> [Work instructions]
Check each line of the records below and collect those holding "text".

Saved entries
::::

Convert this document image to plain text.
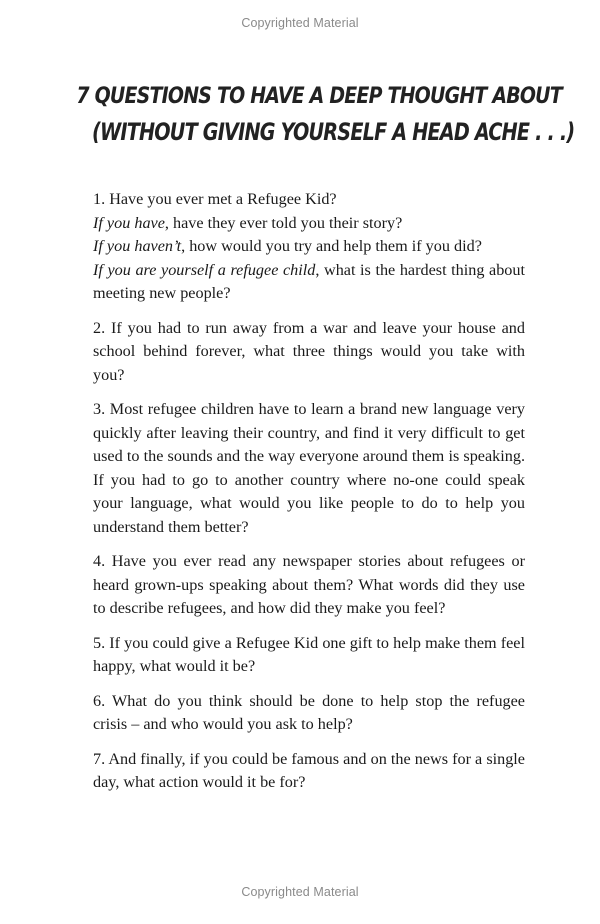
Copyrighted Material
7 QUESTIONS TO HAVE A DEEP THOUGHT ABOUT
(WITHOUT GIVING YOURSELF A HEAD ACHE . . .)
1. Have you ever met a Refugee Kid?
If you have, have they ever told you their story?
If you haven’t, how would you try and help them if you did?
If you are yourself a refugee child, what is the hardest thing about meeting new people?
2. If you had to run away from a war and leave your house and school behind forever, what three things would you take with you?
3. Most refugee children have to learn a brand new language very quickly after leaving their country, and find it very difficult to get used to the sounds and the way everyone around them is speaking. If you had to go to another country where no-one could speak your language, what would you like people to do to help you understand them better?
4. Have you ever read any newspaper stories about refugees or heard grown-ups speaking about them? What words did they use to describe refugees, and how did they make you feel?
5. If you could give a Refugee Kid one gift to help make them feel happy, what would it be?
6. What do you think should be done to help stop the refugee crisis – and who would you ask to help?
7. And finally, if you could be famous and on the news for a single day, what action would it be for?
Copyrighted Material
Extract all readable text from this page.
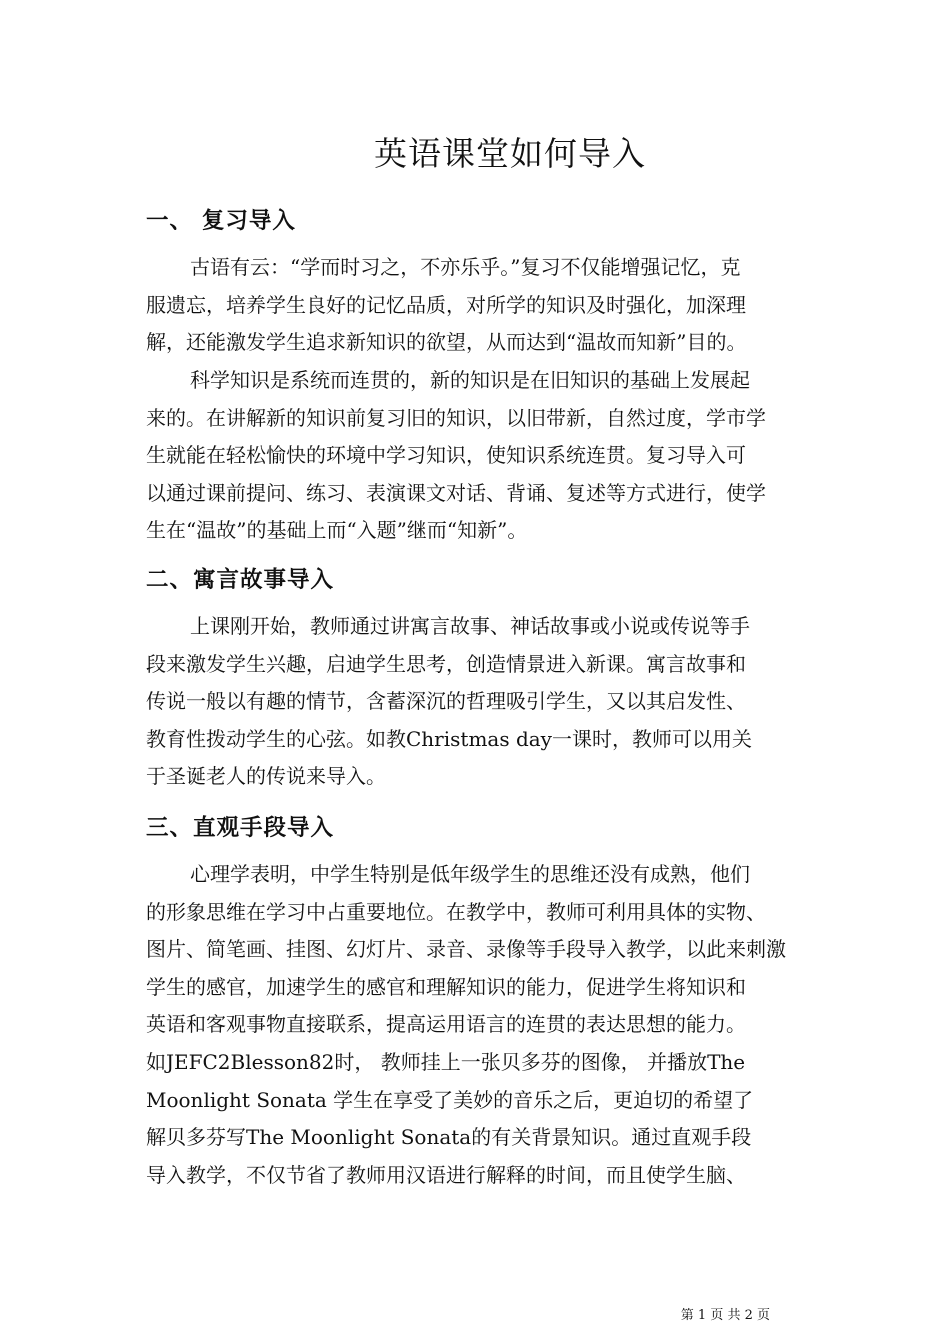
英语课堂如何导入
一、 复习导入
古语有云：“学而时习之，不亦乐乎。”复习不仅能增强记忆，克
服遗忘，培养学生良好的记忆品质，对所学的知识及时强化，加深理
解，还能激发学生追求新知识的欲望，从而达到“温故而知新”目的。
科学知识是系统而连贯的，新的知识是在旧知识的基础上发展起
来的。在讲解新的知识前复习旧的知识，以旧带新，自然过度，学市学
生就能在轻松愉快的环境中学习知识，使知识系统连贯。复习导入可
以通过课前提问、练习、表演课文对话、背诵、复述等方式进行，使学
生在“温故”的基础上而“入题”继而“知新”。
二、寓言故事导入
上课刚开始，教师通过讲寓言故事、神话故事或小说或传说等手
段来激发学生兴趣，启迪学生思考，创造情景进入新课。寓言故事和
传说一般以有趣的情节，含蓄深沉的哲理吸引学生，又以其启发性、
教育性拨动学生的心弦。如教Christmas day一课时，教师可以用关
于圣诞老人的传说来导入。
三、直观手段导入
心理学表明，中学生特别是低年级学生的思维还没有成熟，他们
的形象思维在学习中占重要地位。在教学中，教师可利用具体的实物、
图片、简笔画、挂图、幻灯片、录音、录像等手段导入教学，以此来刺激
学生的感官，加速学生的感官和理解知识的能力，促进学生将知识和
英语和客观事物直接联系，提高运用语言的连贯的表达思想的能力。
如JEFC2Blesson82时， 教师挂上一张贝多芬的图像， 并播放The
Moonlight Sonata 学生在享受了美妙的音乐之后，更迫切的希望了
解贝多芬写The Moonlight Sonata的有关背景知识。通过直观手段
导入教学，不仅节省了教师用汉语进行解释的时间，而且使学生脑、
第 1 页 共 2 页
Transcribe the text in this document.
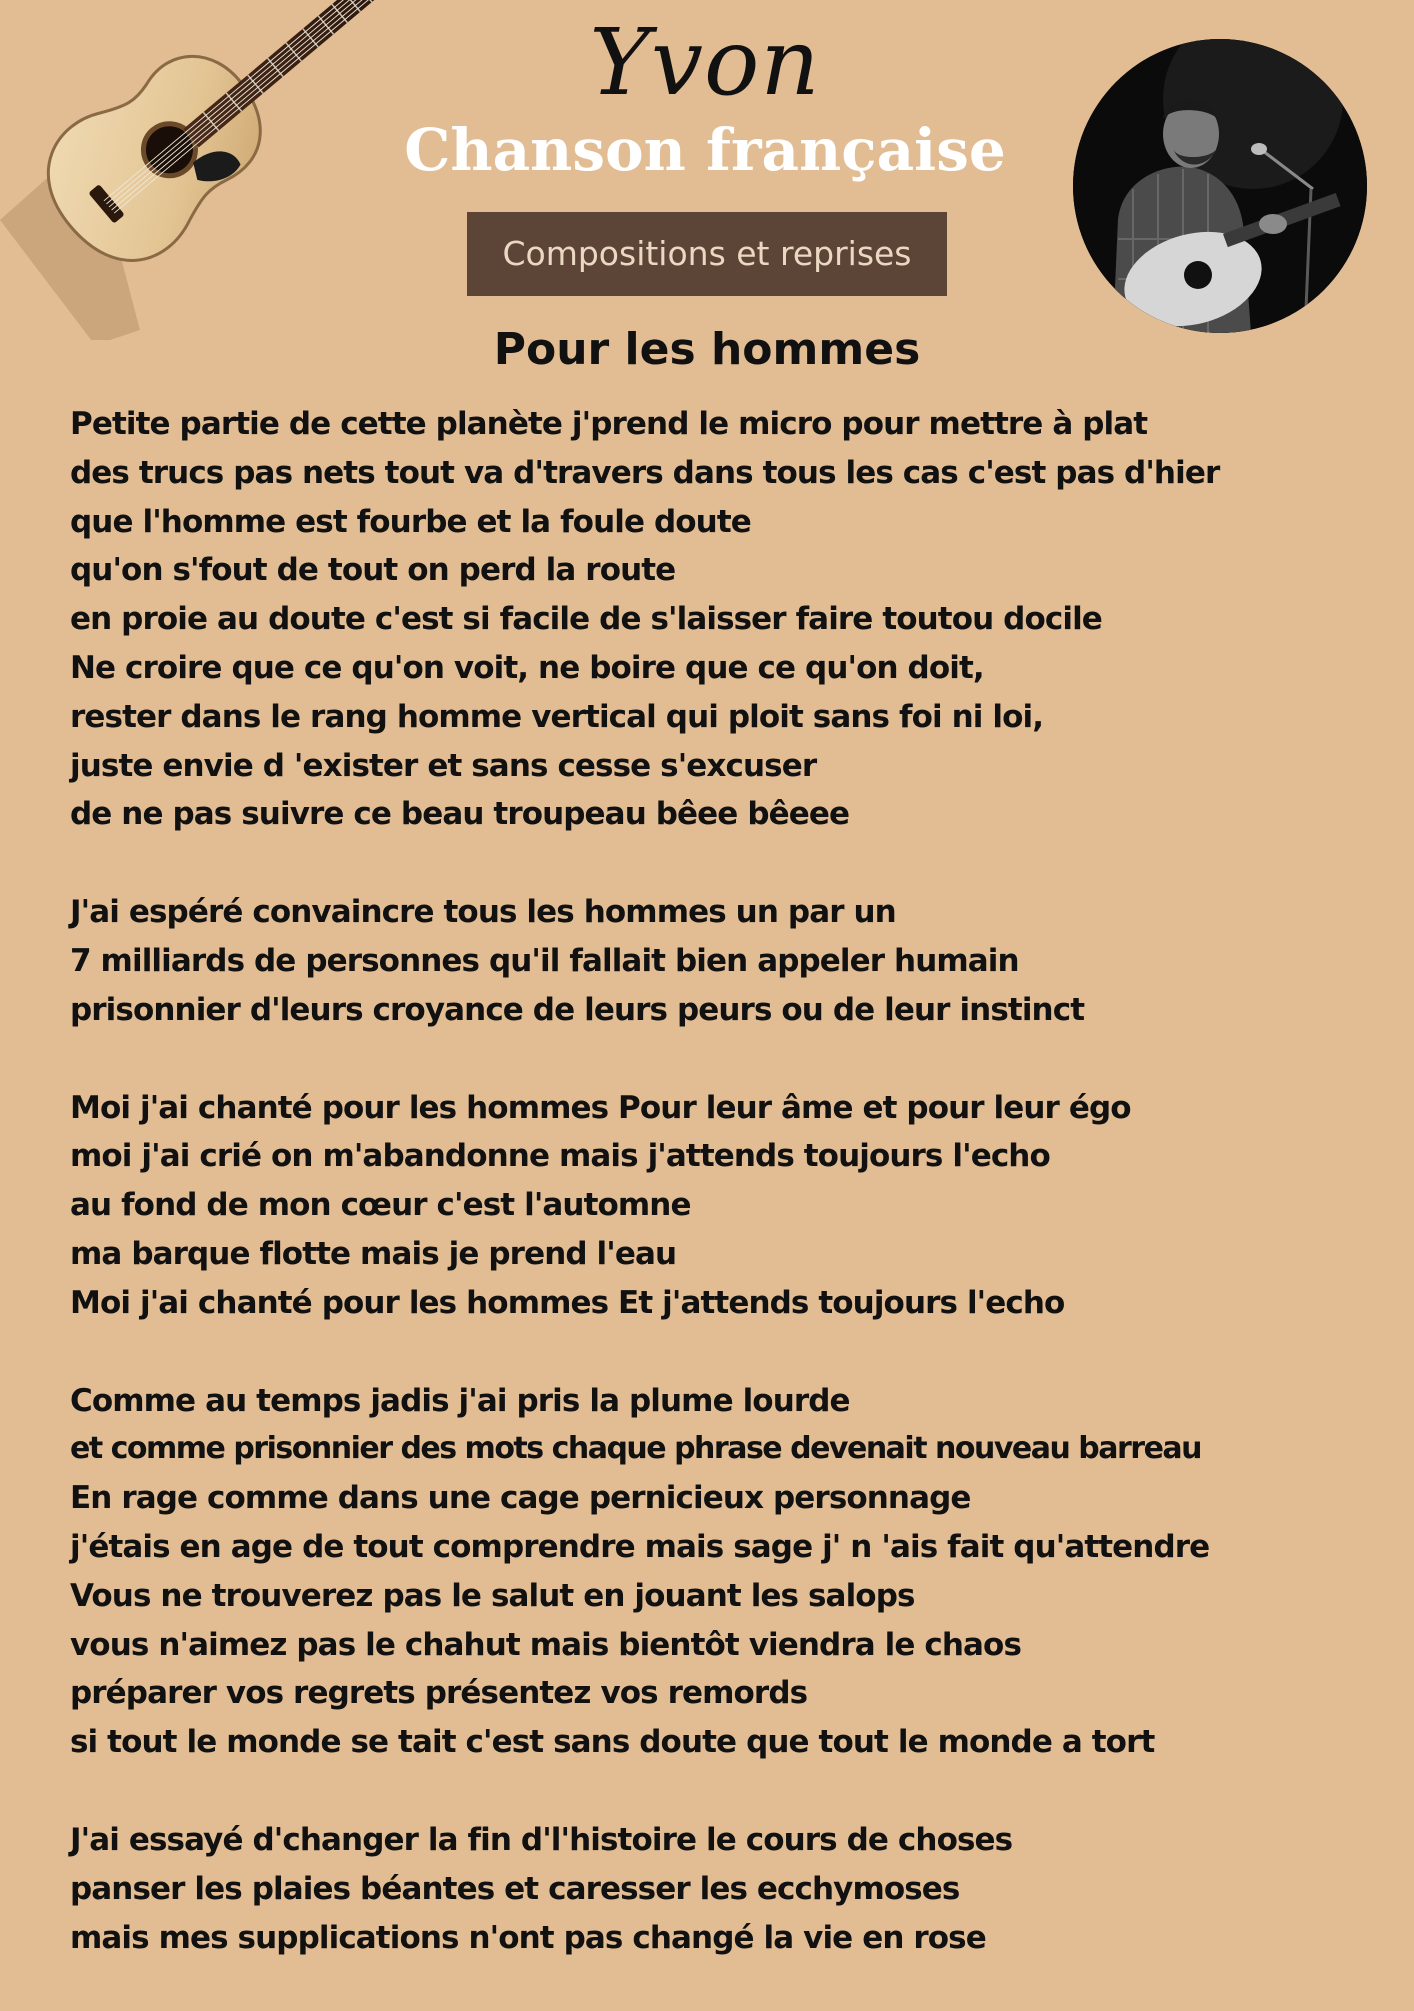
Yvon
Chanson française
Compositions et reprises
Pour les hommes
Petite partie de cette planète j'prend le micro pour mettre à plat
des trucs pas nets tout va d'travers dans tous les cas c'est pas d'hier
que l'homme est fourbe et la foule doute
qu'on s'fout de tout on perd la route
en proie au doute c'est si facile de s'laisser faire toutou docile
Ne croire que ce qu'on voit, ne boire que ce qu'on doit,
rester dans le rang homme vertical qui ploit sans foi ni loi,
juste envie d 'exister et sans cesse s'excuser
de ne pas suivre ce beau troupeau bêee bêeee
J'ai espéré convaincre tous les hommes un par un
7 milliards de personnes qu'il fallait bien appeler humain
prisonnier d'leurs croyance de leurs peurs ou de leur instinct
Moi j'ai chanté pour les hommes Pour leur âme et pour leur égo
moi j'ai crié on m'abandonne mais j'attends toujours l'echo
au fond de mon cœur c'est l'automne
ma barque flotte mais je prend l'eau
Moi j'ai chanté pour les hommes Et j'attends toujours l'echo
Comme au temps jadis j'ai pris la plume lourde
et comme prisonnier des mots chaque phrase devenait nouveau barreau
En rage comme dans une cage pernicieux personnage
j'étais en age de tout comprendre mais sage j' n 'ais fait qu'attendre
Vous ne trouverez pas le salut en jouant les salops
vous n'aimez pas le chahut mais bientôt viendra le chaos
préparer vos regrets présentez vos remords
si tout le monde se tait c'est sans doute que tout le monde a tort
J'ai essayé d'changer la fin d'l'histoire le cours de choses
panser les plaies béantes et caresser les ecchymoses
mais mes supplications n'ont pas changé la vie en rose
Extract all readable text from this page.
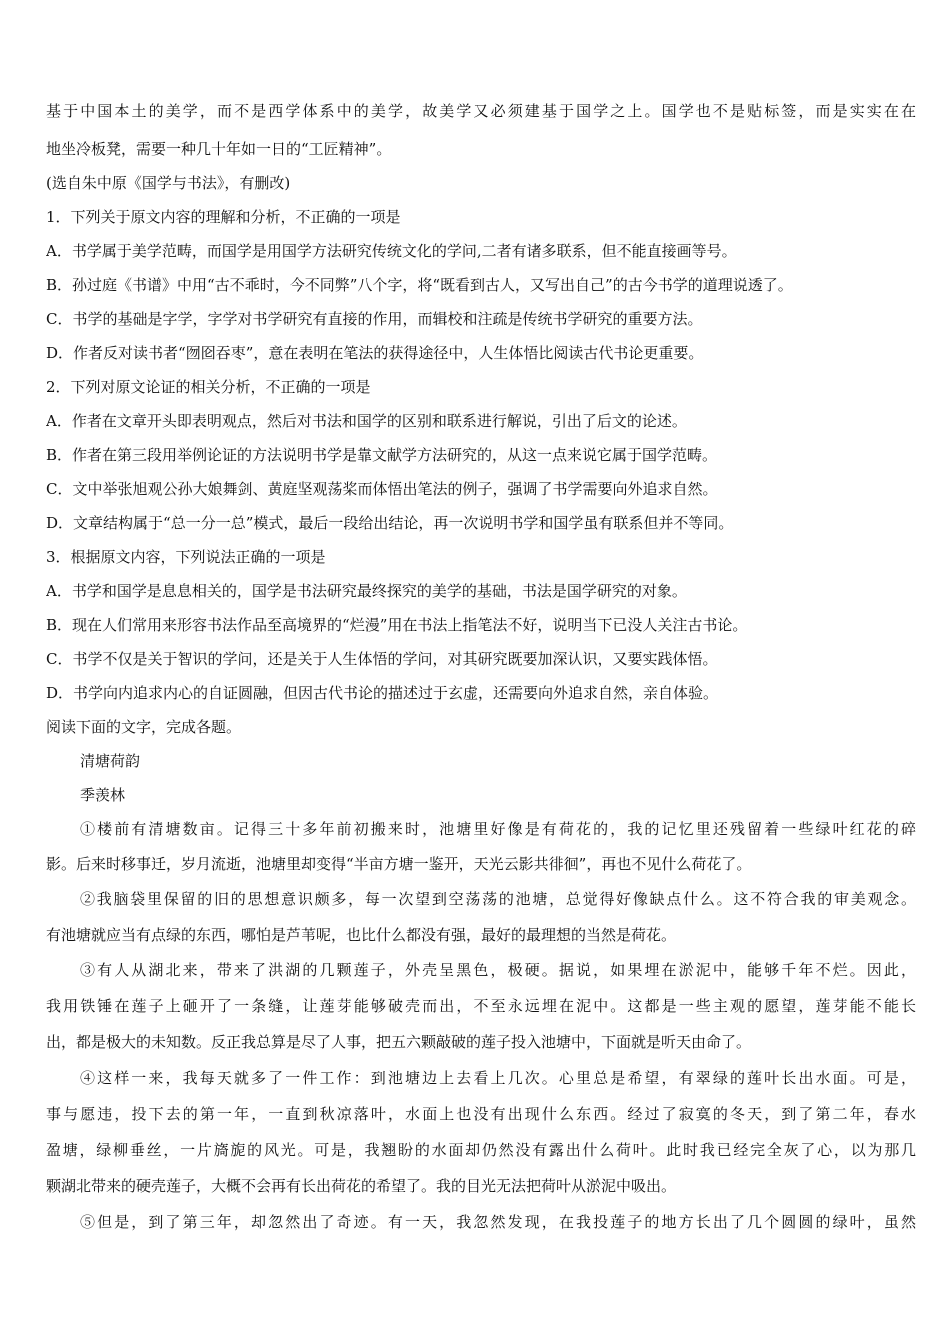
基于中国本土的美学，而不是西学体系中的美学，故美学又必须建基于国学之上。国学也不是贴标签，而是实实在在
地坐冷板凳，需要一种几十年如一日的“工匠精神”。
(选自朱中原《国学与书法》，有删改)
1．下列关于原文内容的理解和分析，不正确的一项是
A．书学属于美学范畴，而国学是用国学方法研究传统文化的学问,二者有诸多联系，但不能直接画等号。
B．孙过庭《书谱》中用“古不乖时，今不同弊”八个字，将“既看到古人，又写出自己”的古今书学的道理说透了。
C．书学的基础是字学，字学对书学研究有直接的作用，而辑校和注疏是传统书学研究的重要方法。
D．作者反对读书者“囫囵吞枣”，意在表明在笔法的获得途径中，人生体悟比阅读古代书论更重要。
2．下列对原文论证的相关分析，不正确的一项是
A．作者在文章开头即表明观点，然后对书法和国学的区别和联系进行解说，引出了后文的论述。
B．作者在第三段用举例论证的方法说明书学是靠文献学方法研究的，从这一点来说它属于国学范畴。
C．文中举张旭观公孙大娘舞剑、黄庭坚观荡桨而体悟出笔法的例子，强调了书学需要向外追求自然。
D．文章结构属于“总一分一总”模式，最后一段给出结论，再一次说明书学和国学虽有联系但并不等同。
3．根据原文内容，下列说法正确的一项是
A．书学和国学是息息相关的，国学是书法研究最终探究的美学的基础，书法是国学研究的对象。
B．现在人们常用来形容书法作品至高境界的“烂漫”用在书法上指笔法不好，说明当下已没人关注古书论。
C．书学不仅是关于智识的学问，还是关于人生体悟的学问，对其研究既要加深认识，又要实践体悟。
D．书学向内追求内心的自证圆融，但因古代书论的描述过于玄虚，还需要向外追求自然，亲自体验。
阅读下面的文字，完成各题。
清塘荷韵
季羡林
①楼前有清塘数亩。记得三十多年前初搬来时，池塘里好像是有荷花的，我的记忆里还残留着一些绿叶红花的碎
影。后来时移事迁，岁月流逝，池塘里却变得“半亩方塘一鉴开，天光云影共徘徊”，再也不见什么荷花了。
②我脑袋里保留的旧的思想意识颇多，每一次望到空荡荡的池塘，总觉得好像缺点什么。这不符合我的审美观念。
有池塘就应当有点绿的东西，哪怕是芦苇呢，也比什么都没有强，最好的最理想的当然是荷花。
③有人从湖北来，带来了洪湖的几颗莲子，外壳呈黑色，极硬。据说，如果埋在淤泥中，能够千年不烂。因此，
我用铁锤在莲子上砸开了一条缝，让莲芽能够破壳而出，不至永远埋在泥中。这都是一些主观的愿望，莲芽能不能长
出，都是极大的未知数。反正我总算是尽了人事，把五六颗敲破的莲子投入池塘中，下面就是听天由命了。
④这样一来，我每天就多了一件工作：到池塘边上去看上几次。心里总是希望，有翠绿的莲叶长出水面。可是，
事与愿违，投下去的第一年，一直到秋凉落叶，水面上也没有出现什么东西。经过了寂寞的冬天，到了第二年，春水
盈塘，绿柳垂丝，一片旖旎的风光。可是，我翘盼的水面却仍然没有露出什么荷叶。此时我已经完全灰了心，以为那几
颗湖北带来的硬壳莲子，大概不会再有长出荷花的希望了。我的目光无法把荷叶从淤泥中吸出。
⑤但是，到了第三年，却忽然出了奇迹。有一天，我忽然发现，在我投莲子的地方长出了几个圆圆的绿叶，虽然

::::

> [Exercise response]
Convert this document image to plain text.
Extract all readable text from this page.
Transcribe the text in this document.
Extract all readable text from this page.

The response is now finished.